* EXERCISE: Identify all lines in the data containing the string "text". Copy them out.

--- Start RECORDS SHOWN ---

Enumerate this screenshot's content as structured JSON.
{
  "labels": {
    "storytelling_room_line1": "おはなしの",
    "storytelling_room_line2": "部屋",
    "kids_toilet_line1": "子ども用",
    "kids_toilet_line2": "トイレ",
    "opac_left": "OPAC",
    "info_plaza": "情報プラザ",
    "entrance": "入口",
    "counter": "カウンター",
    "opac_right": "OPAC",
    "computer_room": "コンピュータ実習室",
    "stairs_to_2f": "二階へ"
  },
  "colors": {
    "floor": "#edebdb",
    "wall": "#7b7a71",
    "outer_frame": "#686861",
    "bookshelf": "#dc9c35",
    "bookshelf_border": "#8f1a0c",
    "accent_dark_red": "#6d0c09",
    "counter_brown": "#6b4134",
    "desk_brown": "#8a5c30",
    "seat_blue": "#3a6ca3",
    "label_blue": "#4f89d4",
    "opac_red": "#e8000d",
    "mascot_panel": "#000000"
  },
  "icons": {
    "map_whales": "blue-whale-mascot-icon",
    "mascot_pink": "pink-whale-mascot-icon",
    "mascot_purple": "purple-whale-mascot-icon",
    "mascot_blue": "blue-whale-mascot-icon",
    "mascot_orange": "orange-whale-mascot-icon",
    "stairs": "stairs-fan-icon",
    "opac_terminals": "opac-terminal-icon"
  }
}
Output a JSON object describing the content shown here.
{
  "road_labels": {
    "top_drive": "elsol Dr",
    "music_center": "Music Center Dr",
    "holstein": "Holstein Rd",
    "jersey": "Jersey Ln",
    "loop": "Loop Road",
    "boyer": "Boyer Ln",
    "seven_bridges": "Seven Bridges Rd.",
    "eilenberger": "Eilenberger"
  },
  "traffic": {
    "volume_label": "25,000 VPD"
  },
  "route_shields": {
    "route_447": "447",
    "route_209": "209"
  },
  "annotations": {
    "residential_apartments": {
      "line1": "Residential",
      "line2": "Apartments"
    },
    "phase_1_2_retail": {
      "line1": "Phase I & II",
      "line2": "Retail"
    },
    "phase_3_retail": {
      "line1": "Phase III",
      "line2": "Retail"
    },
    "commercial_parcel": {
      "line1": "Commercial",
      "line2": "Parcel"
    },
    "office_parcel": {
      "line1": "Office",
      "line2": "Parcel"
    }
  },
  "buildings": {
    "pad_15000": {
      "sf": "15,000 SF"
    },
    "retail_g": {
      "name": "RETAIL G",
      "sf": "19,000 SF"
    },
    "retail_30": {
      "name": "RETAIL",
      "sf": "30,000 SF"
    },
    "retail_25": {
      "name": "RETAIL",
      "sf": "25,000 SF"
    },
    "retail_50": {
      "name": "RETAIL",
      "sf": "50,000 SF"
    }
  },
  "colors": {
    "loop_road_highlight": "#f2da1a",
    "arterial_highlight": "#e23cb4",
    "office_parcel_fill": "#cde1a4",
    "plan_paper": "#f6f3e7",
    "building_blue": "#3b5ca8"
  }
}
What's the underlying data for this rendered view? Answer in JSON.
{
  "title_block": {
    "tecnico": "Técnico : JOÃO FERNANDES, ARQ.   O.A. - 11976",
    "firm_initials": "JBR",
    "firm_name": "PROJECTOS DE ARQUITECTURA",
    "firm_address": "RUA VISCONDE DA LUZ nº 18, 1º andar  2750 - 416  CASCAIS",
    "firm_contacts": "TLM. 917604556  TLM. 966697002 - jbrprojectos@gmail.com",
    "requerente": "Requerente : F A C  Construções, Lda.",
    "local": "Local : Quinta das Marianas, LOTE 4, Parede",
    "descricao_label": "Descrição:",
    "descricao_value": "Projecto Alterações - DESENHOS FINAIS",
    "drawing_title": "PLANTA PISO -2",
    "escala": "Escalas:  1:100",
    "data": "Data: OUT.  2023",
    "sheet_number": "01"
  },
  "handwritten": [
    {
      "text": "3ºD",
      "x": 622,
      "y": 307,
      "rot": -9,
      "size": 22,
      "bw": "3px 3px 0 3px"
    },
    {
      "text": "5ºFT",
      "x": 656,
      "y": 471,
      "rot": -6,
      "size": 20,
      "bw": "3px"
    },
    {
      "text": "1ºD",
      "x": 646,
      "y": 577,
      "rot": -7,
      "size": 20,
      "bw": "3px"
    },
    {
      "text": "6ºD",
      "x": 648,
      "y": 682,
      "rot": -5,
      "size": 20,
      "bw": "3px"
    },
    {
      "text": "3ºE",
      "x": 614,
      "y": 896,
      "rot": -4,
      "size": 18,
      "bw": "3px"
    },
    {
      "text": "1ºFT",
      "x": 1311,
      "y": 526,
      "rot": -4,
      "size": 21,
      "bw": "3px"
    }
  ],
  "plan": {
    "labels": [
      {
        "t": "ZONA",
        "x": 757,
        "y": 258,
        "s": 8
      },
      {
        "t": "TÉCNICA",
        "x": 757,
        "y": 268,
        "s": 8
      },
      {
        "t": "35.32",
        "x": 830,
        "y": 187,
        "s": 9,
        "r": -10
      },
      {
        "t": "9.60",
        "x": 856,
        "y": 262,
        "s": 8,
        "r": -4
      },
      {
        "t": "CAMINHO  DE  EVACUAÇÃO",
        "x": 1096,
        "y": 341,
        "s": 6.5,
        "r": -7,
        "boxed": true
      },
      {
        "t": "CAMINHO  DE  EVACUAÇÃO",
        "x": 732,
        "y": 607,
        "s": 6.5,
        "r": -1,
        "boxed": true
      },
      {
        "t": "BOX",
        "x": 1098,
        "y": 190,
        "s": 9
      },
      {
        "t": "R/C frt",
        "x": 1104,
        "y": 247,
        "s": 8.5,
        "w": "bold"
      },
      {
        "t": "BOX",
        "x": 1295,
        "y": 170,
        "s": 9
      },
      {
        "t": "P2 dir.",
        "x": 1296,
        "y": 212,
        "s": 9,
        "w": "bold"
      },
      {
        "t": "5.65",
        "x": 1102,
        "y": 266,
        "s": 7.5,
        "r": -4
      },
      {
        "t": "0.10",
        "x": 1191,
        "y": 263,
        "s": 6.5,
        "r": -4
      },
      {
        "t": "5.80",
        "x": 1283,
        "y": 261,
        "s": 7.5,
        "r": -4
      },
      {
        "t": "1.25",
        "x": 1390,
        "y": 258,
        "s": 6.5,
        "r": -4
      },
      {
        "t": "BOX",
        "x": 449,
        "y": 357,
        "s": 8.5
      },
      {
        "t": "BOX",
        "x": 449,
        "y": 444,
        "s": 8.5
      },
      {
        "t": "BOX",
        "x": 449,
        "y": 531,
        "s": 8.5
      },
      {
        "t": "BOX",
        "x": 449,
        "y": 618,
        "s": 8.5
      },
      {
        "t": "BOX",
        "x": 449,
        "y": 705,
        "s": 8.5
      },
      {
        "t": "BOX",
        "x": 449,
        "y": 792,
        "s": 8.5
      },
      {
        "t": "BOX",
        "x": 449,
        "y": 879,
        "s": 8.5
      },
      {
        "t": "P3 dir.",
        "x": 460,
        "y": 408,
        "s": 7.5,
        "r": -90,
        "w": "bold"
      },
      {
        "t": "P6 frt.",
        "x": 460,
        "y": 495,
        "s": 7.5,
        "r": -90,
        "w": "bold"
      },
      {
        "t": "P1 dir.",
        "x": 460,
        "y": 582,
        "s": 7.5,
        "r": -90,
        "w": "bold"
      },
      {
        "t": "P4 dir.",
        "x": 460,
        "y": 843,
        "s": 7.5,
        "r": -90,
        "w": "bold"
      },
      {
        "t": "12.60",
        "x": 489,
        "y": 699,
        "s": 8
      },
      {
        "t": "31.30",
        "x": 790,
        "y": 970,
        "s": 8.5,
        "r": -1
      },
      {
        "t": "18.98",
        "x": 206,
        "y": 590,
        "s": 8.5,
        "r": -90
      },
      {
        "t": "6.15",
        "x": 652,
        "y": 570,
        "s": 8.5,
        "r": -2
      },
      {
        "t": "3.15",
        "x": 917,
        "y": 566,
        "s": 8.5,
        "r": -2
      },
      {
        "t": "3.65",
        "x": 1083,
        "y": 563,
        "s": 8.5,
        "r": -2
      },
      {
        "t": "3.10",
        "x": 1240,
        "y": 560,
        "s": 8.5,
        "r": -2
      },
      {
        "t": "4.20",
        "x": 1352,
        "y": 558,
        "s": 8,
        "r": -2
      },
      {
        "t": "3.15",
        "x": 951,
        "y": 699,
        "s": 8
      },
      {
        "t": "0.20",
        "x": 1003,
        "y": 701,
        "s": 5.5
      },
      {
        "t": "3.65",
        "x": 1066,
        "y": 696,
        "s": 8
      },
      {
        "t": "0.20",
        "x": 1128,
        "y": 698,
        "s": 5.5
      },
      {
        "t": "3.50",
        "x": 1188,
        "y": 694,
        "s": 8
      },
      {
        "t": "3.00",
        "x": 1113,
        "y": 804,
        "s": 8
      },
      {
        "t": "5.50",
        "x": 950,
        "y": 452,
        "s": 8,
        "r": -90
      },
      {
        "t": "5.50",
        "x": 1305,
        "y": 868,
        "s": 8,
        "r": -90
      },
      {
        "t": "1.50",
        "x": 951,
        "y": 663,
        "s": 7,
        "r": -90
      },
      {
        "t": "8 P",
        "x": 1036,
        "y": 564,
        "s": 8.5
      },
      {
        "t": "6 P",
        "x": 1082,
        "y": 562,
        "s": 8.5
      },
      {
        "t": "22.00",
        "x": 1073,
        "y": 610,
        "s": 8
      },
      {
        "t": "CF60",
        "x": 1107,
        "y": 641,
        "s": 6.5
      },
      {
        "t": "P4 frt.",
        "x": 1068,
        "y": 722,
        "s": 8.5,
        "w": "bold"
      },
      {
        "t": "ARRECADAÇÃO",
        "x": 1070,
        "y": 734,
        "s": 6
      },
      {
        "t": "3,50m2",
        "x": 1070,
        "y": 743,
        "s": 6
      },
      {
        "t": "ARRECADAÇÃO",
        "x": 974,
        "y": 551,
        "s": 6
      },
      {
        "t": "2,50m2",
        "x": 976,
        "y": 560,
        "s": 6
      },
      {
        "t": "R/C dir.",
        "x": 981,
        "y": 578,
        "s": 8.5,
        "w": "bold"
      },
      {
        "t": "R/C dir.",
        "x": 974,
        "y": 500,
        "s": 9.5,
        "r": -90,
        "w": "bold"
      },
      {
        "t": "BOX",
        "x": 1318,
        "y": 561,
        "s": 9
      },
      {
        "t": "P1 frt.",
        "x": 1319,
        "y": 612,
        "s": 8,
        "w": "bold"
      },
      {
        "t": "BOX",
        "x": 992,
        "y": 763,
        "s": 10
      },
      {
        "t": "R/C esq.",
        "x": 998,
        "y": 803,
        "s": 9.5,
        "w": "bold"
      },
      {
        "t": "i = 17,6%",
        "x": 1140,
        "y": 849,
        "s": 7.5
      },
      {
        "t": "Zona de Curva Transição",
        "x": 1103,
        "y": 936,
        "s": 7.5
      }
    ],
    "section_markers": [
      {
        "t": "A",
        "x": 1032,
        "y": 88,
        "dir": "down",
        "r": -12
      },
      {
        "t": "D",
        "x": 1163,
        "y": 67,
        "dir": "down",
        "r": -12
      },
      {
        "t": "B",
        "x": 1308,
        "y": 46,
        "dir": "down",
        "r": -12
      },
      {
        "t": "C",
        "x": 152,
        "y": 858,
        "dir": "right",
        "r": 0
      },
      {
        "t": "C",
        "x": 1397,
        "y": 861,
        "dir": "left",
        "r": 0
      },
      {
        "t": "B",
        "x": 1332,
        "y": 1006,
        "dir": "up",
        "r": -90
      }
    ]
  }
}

--- End RECORDS SHOWN ---

* EXERCISE ANSWER:
      "text": "3ºD",
      "text": "5ºFT",
      "text": "1ºD",
      "text": "6ºD",
      "text": "3ºE",
      "text": "1ºFT",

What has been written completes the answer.